## Exercise instructions
Write out the whole listing again, exactly as given.
[begin Recorded data]
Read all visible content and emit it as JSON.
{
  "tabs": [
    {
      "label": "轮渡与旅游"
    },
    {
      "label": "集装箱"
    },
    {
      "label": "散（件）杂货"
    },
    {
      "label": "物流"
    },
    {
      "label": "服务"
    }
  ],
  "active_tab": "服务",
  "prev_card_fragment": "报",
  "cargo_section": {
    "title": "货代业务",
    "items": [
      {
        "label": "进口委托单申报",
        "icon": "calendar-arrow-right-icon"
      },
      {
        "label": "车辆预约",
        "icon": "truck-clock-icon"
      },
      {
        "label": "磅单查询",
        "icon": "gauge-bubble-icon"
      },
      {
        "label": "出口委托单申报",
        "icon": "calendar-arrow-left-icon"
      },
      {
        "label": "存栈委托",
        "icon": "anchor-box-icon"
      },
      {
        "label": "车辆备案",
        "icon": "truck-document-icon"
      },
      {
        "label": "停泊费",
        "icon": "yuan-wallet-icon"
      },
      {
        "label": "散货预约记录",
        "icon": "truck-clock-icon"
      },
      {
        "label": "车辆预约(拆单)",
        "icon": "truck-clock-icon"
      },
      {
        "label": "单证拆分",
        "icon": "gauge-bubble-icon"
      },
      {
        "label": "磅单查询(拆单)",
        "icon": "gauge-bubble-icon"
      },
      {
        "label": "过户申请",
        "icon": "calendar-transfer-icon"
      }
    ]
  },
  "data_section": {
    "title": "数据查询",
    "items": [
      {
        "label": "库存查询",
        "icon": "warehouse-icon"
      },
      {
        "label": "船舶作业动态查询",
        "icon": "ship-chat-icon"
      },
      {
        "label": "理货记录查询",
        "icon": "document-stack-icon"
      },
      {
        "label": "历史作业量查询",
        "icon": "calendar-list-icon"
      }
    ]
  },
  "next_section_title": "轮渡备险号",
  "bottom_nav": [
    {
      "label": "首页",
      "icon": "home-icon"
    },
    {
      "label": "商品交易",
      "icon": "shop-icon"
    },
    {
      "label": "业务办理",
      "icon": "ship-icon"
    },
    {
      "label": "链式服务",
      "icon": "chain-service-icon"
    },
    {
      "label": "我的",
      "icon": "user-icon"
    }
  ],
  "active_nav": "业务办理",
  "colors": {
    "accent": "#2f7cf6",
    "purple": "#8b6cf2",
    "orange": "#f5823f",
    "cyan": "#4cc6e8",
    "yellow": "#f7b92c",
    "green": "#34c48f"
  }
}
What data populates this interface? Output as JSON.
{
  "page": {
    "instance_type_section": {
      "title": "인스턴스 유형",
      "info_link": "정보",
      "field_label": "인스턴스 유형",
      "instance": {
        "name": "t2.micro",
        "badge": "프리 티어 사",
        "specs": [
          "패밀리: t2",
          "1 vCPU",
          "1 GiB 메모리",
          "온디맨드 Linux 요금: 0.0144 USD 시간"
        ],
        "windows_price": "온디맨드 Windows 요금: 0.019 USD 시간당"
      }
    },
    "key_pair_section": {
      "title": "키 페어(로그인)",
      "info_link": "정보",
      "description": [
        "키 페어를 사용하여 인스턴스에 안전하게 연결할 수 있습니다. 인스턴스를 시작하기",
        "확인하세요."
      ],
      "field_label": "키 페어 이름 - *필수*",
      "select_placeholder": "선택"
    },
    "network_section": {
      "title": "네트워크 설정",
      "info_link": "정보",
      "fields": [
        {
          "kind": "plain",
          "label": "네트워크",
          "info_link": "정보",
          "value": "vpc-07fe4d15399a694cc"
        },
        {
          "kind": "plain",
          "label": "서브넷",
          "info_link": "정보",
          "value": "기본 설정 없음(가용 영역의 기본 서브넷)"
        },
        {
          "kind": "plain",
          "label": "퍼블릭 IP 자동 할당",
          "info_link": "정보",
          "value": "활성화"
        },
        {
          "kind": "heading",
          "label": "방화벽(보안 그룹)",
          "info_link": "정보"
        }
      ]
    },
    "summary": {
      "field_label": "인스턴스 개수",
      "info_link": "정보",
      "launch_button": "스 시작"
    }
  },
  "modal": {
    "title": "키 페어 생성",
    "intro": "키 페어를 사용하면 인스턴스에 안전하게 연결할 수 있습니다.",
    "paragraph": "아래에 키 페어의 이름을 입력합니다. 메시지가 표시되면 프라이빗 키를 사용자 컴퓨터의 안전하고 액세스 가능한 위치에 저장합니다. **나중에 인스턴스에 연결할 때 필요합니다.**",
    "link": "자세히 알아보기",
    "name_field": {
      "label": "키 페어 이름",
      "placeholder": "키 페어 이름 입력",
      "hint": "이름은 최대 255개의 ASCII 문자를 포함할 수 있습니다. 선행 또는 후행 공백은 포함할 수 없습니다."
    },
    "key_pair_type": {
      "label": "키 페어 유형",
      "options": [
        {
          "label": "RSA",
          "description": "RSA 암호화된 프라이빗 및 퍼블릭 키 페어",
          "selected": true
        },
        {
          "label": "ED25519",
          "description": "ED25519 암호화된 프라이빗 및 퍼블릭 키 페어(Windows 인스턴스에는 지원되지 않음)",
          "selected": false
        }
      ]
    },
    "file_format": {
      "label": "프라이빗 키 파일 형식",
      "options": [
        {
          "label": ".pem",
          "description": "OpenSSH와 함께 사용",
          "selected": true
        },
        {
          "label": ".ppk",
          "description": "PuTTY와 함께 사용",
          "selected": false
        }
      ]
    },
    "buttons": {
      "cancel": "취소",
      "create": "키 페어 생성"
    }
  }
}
[end Recorded data]
## Written solution
Read all visible content and emit it as JSON.
{
  "tabs": [
    {
      "label": "轮渡与旅游"
    },
    {
      "label": "集装箱"
    },
    {
      "label": "散（件）杂货"
    },
    {
      "label": "物流"
    },
    {
      "label": "服务"
    }
  ],
  "active_tab": "服务",
  "prev_card_fragment": "报",
  "cargo_section": {
    "title": "货代业务",
    "items": [
      {
        "label": "进口委托单申报",
        "icon": "calendar-arrow-right-icon"
      },
      {
        "label": "车辆预约",
        "icon": "truck-clock-icon"
      },
      {
        "label": "磅单查询",
        "icon": "gauge-bubble-icon"
      },
      {
        "label": "出口委托单申报",
        "icon": "calendar-arrow-left-icon"
      },
      {
        "label": "存栈委托",
        "icon": "anchor-box-icon"
      },
      {
        "label": "车辆备案",
        "icon": "truck-document-icon"
      },
      {
        "label": "停泊费",
        "icon": "yuan-wallet-icon"
      },
      {
        "label": "散货预约记录",
        "icon": "truck-clock-icon"
      },
      {
        "label": "车辆预约(拆单)",
        "icon": "truck-clock-icon"
      },
      {
        "label": "单证拆分",
        "icon": "gauge-bubble-icon"
      },
      {
        "label": "磅单查询(拆单)",
        "icon": "gauge-bubble-icon"
      },
      {
        "label": "过户申请",
        "icon": "calendar-transfer-icon"
      }
    ]
  },
  "data_section": {
    "title": "数据查询",
    "items": [
      {
        "label": "库存查询",
        "icon": "warehouse-icon"
      },
      {
        "label": "船舶作业动态查询",
        "icon": "ship-chat-icon"
      },
      {
        "label": "理货记录查询",
        "icon": "document-stack-icon"
      },
      {
        "label": "历史作业量查询",
        "icon": "calendar-list-icon"
      }
    ]
  },
  "next_section_title": "轮渡备险号",
  "bottom_nav": [
    {
      "label": "首页",
      "icon": "home-icon"
    },
    {
      "label": "商品交易",
      "icon": "shop-icon"
    },
    {
      "label": "业务办理",
      "icon": "ship-icon"
    },
    {
      "label": "链式服务",
      "icon": "chain-service-icon"
    },
    {
      "label": "我的",
      "icon": "user-icon"
    }
  ],
  "active_nav": "业务办理",
  "colors": {
    "accent": "#2f7cf6",
    "purple": "#8b6cf2",
    "orange": "#f5823f",
    "cyan": "#4cc6e8",
    "yellow": "#f7b92c",
    "green": "#34c48f"
  }
}
What data populates this interface? Output as JSON.
{
  "page": {
    "instance_type_section": {
      "title": "인스턴스 유형",
      "info_link": "정보",
      "field_label": "인스턴스 유형",
      "instance": {
        "name": "t2.micro",
        "badge": "프리 티어 사",
        "specs": [
          "패밀리: t2",
          "1 vCPU",
          "1 GiB 메모리",
          "온디맨드 Linux 요금: 0.0144 USD 시간"
        ],
        "windows_price": "온디맨드 Windows 요금: 0.019 USD 시간당"
      }
    },
    "key_pair_section": {
      "title": "키 페어(로그인)",
      "info_link": "정보",
      "description": [
        "키 페어를 사용하여 인스턴스에 안전하게 연결할 수 있습니다. 인스턴스를 시작하기",
        "확인하세요."
      ],
      "field_label": "키 페어 이름 - *필수*",
      "select_placeholder": "선택"
    },
    "network_section": {
      "title": "네트워크 설정",
      "info_link": "정보",
      "fields": [
        {
          "kind": "plain",
          "label": "네트워크",
          "info_link": "정보",
          "value": "vpc-07fe4d15399a694cc"
        },
        {
          "kind": "plain",
          "label": "서브넷",
          "info_link": "정보",
          "value": "기본 설정 없음(가용 영역의 기본 서브넷)"
        },
        {
          "kind": "plain",
          "label": "퍼블릭 IP 자동 할당",
          "info_link": "정보",
          "value": "활성화"
        },
        {
          "kind": "heading",
          "label": "방화벽(보안 그룹)",
          "info_link": "정보"
        }
      ]
    },
    "summary": {
      "field_label": "인스턴스 개수",
      "info_link": "정보",
      "launch_button": "스 시작"
    }
  },
  "modal": {
    "title": "키 페어 생성",
    "intro": "키 페어를 사용하면 인스턴스에 안전하게 연결할 수 있습니다.",
    "paragraph": "아래에 키 페어의 이름을 입력합니다. 메시지가 표시되면 프라이빗 키를 사용자 컴퓨터의 안전하고 액세스 가능한 위치에 저장합니다. **나중에 인스턴스에 연결할 때 필요합니다.**",
    "link": "자세히 알아보기",
    "name_field": {
      "label": "키 페어 이름",
      "placeholder": "키 페어 이름 입력",
      "hint": "이름은 최대 255개의 ASCII 문자를 포함할 수 있습니다. 선행 또는 후행 공백은 포함할 수 없습니다."
    },
    "key_pair_type": {
      "label": "키 페어 유형",
      "options": [
        {
          "label": "RSA",
          "description": "RSA 암호화된 프라이빗 및 퍼블릭 키 페어",
          "selected": true
        },
        {
          "label": "ED25519",
          "description": "ED25519 암호화된 프라이빗 및 퍼블릭 키 페어(Windows 인스턴스에는 지원되지 않음)",
          "selected": false
        }
      ]
    },
    "file_format": {
      "label": "프라이빗 키 파일 형식",
      "options": [
        {
          "label": ".pem",
          "description": "OpenSSH와 함께 사용",
          "selected": true
        },
        {
          "label": ".ppk",
          "description": "PuTTY와 함께 사용",
          "selected": false
        }
      ]
    },
    "buttons": {
      "cancel": "취소",
      "create": "키 페어 생성"
    }
  }
}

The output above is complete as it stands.